Instructions for the task:
Find and copy lines holding "bunnfarge".

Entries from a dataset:
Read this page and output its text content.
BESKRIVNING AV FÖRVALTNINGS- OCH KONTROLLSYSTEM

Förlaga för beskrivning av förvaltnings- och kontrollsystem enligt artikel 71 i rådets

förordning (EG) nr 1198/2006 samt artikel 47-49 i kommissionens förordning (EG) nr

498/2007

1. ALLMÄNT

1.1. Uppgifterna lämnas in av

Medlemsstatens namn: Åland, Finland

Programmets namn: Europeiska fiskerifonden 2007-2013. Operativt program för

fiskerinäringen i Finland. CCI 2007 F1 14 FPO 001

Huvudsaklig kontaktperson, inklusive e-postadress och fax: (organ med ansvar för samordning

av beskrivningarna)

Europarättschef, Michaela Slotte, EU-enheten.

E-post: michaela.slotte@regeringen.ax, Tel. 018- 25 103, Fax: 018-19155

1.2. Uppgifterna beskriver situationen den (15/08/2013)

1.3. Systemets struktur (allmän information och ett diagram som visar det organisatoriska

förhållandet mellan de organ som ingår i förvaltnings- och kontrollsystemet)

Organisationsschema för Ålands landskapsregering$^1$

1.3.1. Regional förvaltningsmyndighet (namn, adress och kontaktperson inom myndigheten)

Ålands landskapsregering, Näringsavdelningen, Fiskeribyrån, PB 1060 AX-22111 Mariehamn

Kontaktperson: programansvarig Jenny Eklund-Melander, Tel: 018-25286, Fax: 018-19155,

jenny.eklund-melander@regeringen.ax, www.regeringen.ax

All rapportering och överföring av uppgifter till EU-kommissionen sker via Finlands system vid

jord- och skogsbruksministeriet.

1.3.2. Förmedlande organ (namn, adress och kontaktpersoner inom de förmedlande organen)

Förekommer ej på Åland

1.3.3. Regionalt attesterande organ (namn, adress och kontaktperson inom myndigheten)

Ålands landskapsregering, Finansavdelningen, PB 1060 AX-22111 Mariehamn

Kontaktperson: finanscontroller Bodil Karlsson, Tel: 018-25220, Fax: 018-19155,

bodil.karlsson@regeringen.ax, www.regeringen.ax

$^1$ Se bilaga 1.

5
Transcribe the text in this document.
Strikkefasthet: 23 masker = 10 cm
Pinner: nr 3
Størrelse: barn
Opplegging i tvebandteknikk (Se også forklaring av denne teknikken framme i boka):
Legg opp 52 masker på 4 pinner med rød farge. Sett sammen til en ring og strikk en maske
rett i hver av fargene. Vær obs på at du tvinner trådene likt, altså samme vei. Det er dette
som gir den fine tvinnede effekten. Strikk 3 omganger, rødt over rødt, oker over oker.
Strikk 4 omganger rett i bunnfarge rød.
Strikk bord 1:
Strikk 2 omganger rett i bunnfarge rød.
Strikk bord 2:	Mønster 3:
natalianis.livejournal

Answer for the task:
Strikk 4 omganger rett i bunnfarge rød.
Strikk 2 omganger rett i bunnfarge rød.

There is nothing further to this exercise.